WORK TO BE COMPLETED: Below are the entries; state how many of their lines contain the string "heart", and nothing more.

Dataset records
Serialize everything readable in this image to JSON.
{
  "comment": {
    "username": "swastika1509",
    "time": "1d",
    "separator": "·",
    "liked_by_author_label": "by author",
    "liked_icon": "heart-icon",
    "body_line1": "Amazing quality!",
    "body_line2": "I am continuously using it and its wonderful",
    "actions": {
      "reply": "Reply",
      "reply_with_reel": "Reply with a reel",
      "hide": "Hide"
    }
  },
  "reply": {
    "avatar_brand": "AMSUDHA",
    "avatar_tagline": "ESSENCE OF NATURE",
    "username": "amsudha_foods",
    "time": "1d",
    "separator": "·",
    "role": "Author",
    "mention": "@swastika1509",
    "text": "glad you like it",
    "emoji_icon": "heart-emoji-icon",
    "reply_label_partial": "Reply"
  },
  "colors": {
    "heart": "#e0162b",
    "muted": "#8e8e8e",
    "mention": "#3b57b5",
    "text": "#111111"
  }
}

WRITTEN RESPONSE: 3